Records supplied:
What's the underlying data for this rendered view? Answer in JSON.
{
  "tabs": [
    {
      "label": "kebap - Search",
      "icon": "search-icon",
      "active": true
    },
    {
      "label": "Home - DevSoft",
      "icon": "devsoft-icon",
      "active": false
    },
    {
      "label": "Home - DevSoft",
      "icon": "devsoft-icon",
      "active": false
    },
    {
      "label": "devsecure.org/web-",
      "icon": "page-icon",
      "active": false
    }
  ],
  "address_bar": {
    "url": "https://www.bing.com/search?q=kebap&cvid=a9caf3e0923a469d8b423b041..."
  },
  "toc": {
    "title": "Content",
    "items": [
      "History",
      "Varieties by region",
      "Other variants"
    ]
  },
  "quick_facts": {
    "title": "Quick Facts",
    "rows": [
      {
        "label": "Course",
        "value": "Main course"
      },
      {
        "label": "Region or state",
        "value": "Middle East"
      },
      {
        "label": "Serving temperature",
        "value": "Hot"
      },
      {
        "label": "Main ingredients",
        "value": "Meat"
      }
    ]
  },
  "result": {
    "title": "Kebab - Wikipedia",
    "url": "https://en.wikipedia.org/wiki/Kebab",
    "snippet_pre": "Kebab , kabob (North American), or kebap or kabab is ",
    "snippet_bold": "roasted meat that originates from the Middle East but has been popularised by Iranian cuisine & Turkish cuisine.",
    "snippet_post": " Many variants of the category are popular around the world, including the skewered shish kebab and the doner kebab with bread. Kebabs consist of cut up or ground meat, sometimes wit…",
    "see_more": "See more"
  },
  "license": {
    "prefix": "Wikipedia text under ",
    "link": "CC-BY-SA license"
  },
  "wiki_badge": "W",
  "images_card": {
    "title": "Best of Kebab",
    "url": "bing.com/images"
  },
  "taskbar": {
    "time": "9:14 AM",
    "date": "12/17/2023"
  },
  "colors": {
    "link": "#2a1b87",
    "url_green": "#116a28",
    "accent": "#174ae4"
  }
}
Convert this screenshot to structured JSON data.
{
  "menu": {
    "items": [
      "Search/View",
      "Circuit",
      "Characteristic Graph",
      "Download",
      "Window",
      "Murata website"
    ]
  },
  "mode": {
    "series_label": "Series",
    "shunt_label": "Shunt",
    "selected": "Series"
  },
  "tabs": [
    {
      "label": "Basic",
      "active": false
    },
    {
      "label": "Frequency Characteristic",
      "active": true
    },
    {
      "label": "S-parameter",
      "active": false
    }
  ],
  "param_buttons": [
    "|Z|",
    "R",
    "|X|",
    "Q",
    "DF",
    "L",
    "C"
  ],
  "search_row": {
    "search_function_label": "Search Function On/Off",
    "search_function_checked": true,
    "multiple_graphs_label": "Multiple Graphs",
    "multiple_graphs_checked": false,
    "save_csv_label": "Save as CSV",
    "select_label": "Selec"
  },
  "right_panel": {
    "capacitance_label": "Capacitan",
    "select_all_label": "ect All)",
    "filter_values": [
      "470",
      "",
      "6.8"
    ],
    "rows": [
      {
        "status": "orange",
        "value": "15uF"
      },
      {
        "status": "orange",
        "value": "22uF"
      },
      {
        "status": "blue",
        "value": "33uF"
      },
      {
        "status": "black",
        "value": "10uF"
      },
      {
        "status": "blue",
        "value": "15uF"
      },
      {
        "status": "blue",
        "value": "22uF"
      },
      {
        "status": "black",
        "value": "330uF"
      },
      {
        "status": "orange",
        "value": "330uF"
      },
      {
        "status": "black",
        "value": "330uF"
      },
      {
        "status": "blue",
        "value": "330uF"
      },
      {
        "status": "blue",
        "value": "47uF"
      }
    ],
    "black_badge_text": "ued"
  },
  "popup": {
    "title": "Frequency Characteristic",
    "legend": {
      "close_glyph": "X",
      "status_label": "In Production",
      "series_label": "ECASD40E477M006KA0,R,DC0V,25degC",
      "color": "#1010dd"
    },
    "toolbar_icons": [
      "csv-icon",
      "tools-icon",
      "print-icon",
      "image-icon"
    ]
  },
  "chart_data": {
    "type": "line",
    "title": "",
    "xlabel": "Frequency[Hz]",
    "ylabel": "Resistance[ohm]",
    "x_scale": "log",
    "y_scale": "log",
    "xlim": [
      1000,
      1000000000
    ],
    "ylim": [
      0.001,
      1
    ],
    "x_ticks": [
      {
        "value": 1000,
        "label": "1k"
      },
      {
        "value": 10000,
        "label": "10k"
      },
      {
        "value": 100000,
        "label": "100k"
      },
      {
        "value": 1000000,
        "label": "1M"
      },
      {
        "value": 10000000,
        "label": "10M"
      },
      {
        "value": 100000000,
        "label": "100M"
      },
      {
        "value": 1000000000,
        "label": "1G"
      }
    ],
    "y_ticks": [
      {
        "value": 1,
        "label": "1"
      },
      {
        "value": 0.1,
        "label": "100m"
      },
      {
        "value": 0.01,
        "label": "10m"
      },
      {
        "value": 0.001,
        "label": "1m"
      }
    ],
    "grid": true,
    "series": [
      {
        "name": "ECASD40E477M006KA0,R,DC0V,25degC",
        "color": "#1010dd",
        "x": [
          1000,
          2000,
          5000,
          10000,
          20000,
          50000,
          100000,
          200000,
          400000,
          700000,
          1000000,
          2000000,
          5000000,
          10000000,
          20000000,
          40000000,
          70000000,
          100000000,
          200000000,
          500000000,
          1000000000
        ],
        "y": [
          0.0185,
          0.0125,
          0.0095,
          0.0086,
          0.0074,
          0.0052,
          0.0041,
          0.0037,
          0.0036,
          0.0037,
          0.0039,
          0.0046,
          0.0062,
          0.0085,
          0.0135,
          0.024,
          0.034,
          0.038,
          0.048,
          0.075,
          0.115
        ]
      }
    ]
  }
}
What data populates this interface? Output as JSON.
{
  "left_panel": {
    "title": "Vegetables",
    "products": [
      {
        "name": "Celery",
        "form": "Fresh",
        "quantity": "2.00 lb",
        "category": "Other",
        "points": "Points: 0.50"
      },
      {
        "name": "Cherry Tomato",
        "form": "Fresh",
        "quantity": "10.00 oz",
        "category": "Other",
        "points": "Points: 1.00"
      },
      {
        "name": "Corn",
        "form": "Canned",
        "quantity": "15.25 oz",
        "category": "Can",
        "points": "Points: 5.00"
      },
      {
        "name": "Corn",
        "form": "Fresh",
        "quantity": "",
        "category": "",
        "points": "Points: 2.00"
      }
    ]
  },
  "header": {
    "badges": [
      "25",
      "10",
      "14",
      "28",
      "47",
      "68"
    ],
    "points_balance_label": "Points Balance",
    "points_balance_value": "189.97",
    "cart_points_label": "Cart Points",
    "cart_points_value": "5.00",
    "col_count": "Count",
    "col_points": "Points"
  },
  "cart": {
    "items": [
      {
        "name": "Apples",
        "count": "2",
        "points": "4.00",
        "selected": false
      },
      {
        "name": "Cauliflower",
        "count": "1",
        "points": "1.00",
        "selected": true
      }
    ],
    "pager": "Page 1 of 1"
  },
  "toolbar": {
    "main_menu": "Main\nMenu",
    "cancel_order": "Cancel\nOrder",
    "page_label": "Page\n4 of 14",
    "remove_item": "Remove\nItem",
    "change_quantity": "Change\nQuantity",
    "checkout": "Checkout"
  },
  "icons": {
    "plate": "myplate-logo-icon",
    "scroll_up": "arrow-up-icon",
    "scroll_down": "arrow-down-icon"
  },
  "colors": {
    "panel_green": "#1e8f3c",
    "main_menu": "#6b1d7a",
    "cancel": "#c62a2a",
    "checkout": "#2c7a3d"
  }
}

Requirement:
Please output every record, keeping each line exact.

Answer in full:
What's the underlying data for this rendered view? Answer in JSON.
{
  "tabs": [
    {
      "label": "kebap - Search",
      "icon": "search-icon",
      "active": true
    },
    {
      "label": "Home - DevSoft",
      "icon": "devsoft-icon",
      "active": false
    },
    {
      "label": "Home - DevSoft",
      "icon": "devsoft-icon",
      "active": false
    },
    {
      "label": "devsecure.org/web-",
      "icon": "page-icon",
      "active": false
    }
  ],
  "address_bar": {
    "url": "https://www.bing.com/search?q=kebap&cvid=a9caf3e0923a469d8b423b041..."
  },
  "toc": {
    "title": "Content",
    "items": [
      "History",
      "Varieties by region",
      "Other variants"
    ]
  },
  "quick_facts": {
    "title": "Quick Facts",
    "rows": [
      {
        "label": "Course",
        "value": "Main course"
      },
      {
        "label": "Region or state",
        "value": "Middle East"
      },
      {
        "label": "Serving temperature",
        "value": "Hot"
      },
      {
        "label": "Main ingredients",
        "value": "Meat"
      }
    ]
  },
  "result": {
    "title": "Kebab - Wikipedia",
    "url": "https://en.wikipedia.org/wiki/Kebab",
    "snippet_pre": "Kebab , kabob (North American), or kebap or kabab is ",
    "snippet_bold": "roasted meat that originates from the Middle East but has been popularised by Iranian cuisine & Turkish cuisine.",
    "snippet_post": " Many variants of the category are popular around the world, including the skewered shish kebab and the doner kebab with bread. Kebabs consist of cut up or ground meat, sometimes wit…",
    "see_more": "See more"
  },
  "license": {
    "prefix": "Wikipedia text under ",
    "link": "CC-BY-SA license"
  },
  "wiki_badge": "W",
  "images_card": {
    "title": "Best of Kebab",
    "url": "bing.com/images"
  },
  "taskbar": {
    "time": "9:14 AM",
    "date": "12/17/2023"
  },
  "colors": {
    "link": "#2a1b87",
    "url_green": "#116a28",
    "accent": "#174ae4"
  }
}
Convert this screenshot to structured JSON data.
{
  "menu": {
    "items": [
      "Search/View",
      "Circuit",
      "Characteristic Graph",
      "Download",
      "Window",
      "Murata website"
    ]
  },
  "mode": {
    "series_label": "Series",
    "shunt_label": "Shunt",
    "selected": "Series"
  },
  "tabs": [
    {
      "label": "Basic",
      "active": false
    },
    {
      "label": "Frequency Characteristic",
      "active": true
    },
    {
      "label": "S-parameter",
      "active": false
    }
  ],
  "param_buttons": [
    "|Z|",
    "R",
    "|X|",
    "Q",
    "DF",
    "L",
    "C"
  ],
  "search_row": {
    "search_function_label": "Search Function On/Off",
    "search_function_checked": true,
    "multiple_graphs_label": "Multiple Graphs",
    "multiple_graphs_checked": false,
    "save_csv_label": "Save as CSV",
    "select_label": "Selec"
  },
  "right_panel": {
    "capacitance_label": "Capacitan",
    "select_all_label": "ect All)",
    "filter_values": [
      "470",
      "",
      "6.8"
    ],
    "rows": [
      {
        "status": "orange",
        "value": "15uF"
      },
      {
        "status": "orange",
        "value": "22uF"
      },
      {
        "status": "blue",
        "value": "33uF"
      },
      {
        "status": "black",
        "value": "10uF"
      },
      {
        "status": "blue",
        "value": "15uF"
      },
      {
        "status": "blue",
        "value": "22uF"
      },
      {
        "status": "black",
        "value": "330uF"
      },
      {
        "status": "orange",
        "value": "330uF"
      },
      {
        "status": "black",
        "value": "330uF"
      },
      {
        "status": "blue",
        "value": "330uF"
      },
      {
        "status": "blue",
        "value": "47uF"
      }
    ],
    "black_badge_text": "ued"
  },
  "popup": {
    "title": "Frequency Characteristic",
    "legend": {
      "close_glyph": "X",
      "status_label": "In Production",
      "series_label": "ECASD40E477M006KA0,R,DC0V,25degC",
      "color": "#1010dd"
    },
    "toolbar_icons": [
      "csv-icon",
      "tools-icon",
      "print-icon",
      "image-icon"
    ]
  },
  "chart_data": {
    "type": "line",
    "title": "",
    "xlabel": "Frequency[Hz]",
    "ylabel": "Resistance[ohm]",
    "x_scale": "log",
    "y_scale": "log",
    "xlim": [
      1000,
      1000000000
    ],
    "ylim": [
      0.001,
      1
    ],
    "x_ticks": [
      {
        "value": 1000,
        "label": "1k"
      },
      {
        "value": 10000,
        "label": "10k"
      },
      {
        "value": 100000,
        "label": "100k"
      },
      {
        "value": 1000000,
        "label": "1M"
      },
      {
        "value": 10000000,
        "label": "10M"
      },
      {
        "value": 100000000,
        "label": "100M"
      },
      {
        "value": 1000000000,
        "label": "1G"
      }
    ],
    "y_ticks": [
      {
        "value": 1,
        "label": "1"
      },
      {
        "value": 0.1,
        "label": "100m"
      },
      {
        "value": 0.01,
        "label": "10m"
      },
      {
        "value": 0.001,
        "label": "1m"
      }
    ],
    "grid": true,
    "series": [
      {
        "name": "ECASD40E477M006KA0,R,DC0V,25degC",
        "color": "#1010dd",
        "x": [
          1000,
          2000,
          5000,
          10000,
          20000,
          50000,
          100000,
          200000,
          400000,
          700000,
          1000000,
          2000000,
          5000000,
          10000000,
          20000000,
          40000000,
          70000000,
          100000000,
          200000000,
          500000000,
          1000000000
        ],
        "y": [
          0.0185,
          0.0125,
          0.0095,
          0.0086,
          0.0074,
          0.0052,
          0.0041,
          0.0037,
          0.0036,
          0.0037,
          0.0039,
          0.0046,
          0.0062,
          0.0085,
          0.0135,
          0.024,
          0.034,
          0.038,
          0.048,
          0.075,
          0.115
        ]
      }
    ]
  }
}
What data populates this interface? Output as JSON.
{
  "left_panel": {
    "title": "Vegetables",
    "products": [
      {
        "name": "Celery",
        "form": "Fresh",
        "quantity": "2.00 lb",
        "category": "Other",
        "points": "Points: 0.50"
      },
      {
        "name": "Cherry Tomato",
        "form": "Fresh",
        "quantity": "10.00 oz",
        "category": "Other",
        "points": "Points: 1.00"
      },
      {
        "name": "Corn",
        "form": "Canned",
        "quantity": "15.25 oz",
        "category": "Can",
        "points": "Points: 5.00"
      },
      {
        "name": "Corn",
        "form": "Fresh",
        "quantity": "",
        "category": "",
        "points": "Points: 2.00"
      }
    ]
  },
  "header": {
    "badges": [
      "25",
      "10",
      "14",
      "28",
      "47",
      "68"
    ],
    "points_balance_label": "Points Balance",
    "points_balance_value": "189.97",
    "cart_points_label": "Cart Points",
    "cart_points_value": "5.00",
    "col_count": "Count",
    "col_points": "Points"
  },
  "cart": {
    "items": [
      {
        "name": "Apples",
        "count": "2",
        "points": "4.00",
        "selected": false
      },
      {
        "name": "Cauliflower",
        "count": "1",
        "points": "1.00",
        "selected": true
      }
    ],
    "pager": "Page 1 of 1"
  },
  "toolbar": {
    "main_menu": "Main\nMenu",
    "cancel_order": "Cancel\nOrder",
    "page_label": "Page\n4 of 14",
    "remove_item": "Remove\nItem",
    "change_quantity": "Change\nQuantity",
    "checkout": "Checkout"
  },
  "icons": {
    "plate": "myplate-logo-icon",
    "scroll_up": "arrow-up-icon",
    "scroll_down": "arrow-down-icon"
  },
  "colors": {
    "panel_green": "#1e8f3c",
    "main_menu": "#6b1d7a",
    "cancel": "#c62a2a",
    "checkout": "#2c7a3d"
  }
}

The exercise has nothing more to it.